DIRECTIONS
1. In the passage on promotion, what are the three basic objectives of promotion?
2. Retype the passage on promotion from "If you opened" to "in the future." with no changes.

Start of DOCUMENT EXCERPT

The basic objectives of promotion are to:

  • inform
  • persuade
  • remind

If you opened a new restaurant, how much business could you expect in the first week without promotion?  If passers-by did not know what was your menu or what were your prices, why would they try your new business?  If you merely put a sign outside advertising your menu and prices, people might then feel more comfortable with visiting you.

However, if you offered a special deal, such as buy one meal and get one free, you might attract even more people by motivating them to try your business.  Although you could not afford to give away too many meals, offering such an incentive at the start might be a good way to attract people who would otherwise not try your restaurant.  In giving away a free meal, the hope is that once you persuade someone to try your product, they will like it and will return many more times in the future.

End of DOCUMENT EXCERPT
Start of INFORMATION SUPPLIED

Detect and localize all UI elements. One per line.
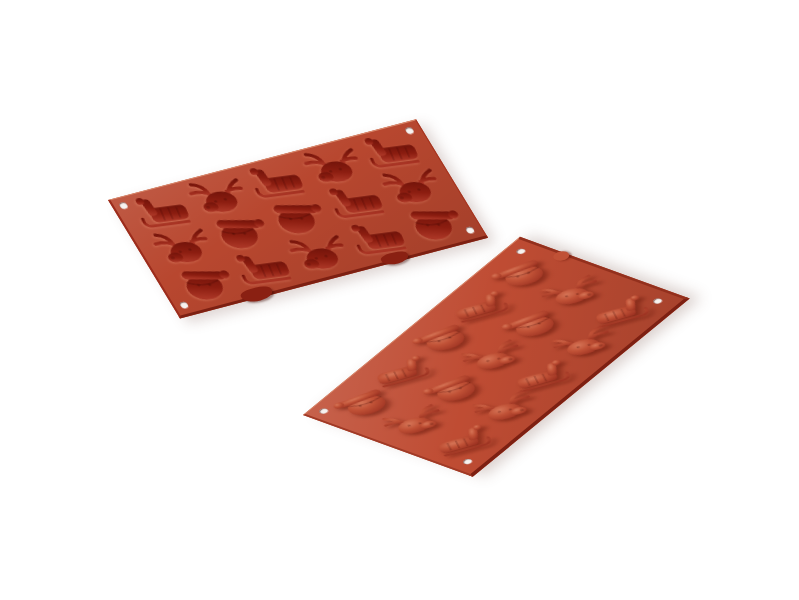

End of INFORMATION SUPPLIED

SOLUTIONS TO THE PROBLEMS
1. To inform, persuade, and remind.

2.
If you opened a new restaurant, how much business could you expect in the first week without promotion?  If passers-by did not know what was your menu or what were your prices, why would they try your new business?  If you merely put a sign outside advertising your menu and prices, people might then feel more comfortable with visiting you.

However, if you offered a special deal, such as buy one meal and get one free, you might attract even more people by motivating them to try your business.  Although you could not afford to give away too many meals, offering such an incentive at the start might be a good way to attract people who would otherwise not try your restaurant.  In giving away a free meal, the hope is that once you persuade someone to try your product, they will like it and will return many more times in the future.